Goal – Repeat every entry word for word, skipping the pictures.

** start Records supplied **

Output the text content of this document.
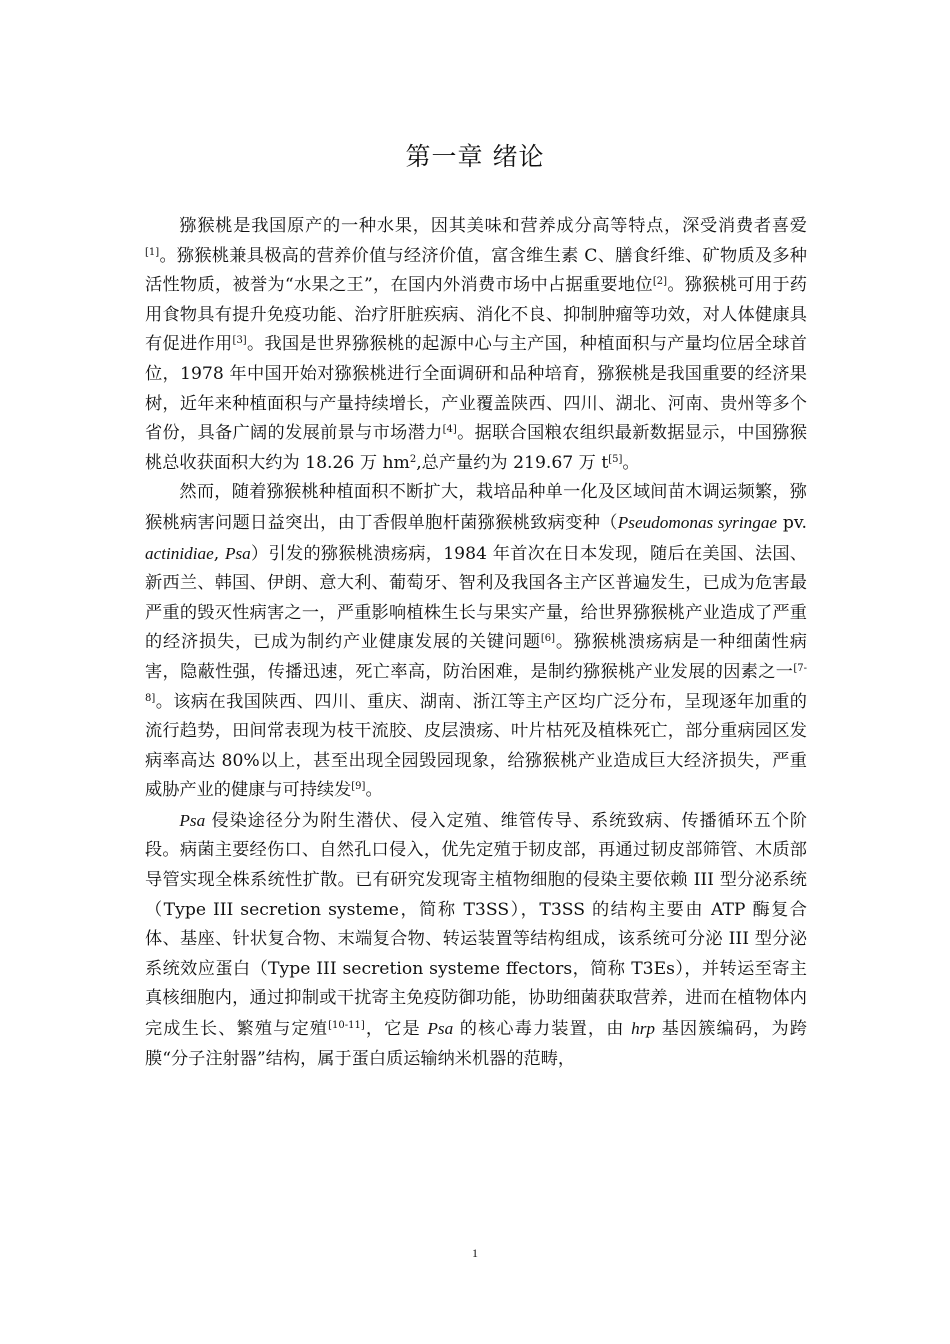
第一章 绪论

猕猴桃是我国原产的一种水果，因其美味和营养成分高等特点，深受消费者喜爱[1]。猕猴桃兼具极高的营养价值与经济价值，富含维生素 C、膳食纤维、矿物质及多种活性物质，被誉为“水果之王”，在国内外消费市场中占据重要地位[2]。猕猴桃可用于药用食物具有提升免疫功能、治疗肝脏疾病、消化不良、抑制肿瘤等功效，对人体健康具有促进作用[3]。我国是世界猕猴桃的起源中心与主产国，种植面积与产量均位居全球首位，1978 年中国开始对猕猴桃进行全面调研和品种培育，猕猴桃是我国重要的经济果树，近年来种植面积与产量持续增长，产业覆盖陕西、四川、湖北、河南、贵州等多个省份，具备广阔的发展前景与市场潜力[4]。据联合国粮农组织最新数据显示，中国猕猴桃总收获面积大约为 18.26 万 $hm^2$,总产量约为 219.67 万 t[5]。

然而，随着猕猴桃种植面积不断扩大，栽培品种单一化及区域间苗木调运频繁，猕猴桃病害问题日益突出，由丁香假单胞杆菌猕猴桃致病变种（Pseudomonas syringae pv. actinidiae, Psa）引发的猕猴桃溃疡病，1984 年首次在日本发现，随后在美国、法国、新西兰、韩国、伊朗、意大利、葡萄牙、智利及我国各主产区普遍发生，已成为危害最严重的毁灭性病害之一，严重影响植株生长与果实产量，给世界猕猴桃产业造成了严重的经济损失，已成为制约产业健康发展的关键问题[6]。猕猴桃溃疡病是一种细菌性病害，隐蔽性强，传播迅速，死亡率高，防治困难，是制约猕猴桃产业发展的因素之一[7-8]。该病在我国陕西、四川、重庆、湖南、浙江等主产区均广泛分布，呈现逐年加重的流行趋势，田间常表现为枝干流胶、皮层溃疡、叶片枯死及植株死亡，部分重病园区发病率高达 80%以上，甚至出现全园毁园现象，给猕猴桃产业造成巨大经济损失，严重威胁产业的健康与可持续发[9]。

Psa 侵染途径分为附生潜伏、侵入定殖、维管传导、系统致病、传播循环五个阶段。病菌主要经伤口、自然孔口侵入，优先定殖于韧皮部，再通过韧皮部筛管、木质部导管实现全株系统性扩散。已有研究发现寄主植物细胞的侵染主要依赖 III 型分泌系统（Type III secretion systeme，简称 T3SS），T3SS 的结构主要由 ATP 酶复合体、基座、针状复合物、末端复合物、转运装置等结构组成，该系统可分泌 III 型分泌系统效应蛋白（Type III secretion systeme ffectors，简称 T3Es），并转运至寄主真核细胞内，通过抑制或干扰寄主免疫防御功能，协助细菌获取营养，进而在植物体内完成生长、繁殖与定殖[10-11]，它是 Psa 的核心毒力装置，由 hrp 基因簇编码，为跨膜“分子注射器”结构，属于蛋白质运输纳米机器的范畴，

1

** end Records supplied **

Written response –
Output the text content of this document.
第一章 绪论

猕猴桃是我国原产的一种水果，因其美味和营养成分高等特点，深受消费者喜爱[1]。猕猴桃兼具极高的营养价值与经济价值，富含维生素 C、膳食纤维、矿物质及多种活性物质，被誉为“水果之王”，在国内外消费市场中占据重要地位[2]。猕猴桃可用于药用食物具有提升免疫功能、治疗肝脏疾病、消化不良、抑制肿瘤等功效，对人体健康具有促进作用[3]。我国是世界猕猴桃的起源中心与主产国，种植面积与产量均位居全球首位，1978 年中国开始对猕猴桃进行全面调研和品种培育，猕猴桃是我国重要的经济果树，近年来种植面积与产量持续增长，产业覆盖陕西、四川、湖北、河南、贵州等多个省份，具备广阔的发展前景与市场潜力[4]。据联合国粮农组织最新数据显示，中国猕猴桃总收获面积大约为 18.26 万 $hm^2$,总产量约为 219.67 万 t[5]。

然而，随着猕猴桃种植面积不断扩大，栽培品种单一化及区域间苗木调运频繁，猕猴桃病害问题日益突出，由丁香假单胞杆菌猕猴桃致病变种（Pseudomonas syringae pv. actinidiae, Psa）引发的猕猴桃溃疡病，1984 年首次在日本发现，随后在美国、法国、新西兰、韩国、伊朗、意大利、葡萄牙、智利及我国各主产区普遍发生，已成为危害最严重的毁灭性病害之一，严重影响植株生长与果实产量，给世界猕猴桃产业造成了严重的经济损失，已成为制约产业健康发展的关键问题[6]。猕猴桃溃疡病是一种细菌性病害，隐蔽性强，传播迅速，死亡率高，防治困难，是制约猕猴桃产业发展的因素之一[7-8]。该病在我国陕西、四川、重庆、湖南、浙江等主产区均广泛分布，呈现逐年加重的流行趋势，田间常表现为枝干流胶、皮层溃疡、叶片枯死及植株死亡，部分重病园区发病率高达 80%以上，甚至出现全园毁园现象，给猕猴桃产业造成巨大经济损失，严重威胁产业的健康与可持续发[9]。

Psa 侵染途径分为附生潜伏、侵入定殖、维管传导、系统致病、传播循环五个阶段。病菌主要经伤口、自然孔口侵入，优先定殖于韧皮部，再通过韧皮部筛管、木质部导管实现全株系统性扩散。已有研究发现寄主植物细胞的侵染主要依赖 III 型分泌系统（Type III secretion systeme，简称 T3SS），T3SS 的结构主要由 ATP 酶复合体、基座、针状复合物、末端复合物、转运装置等结构组成，该系统可分泌 III 型分泌系统效应蛋白（Type III secretion systeme ffectors，简称 T3Es），并转运至寄主真核细胞内，通过抑制或干扰寄主免疫防御功能，协助细菌获取营养，进而在植物体内完成生长、繁殖与定殖[10-11]，它是 Psa 的核心毒力装置，由 hrp 基因簇编码，为跨膜“分子注射器”结构，属于蛋白质运输纳米机器的范畴，

1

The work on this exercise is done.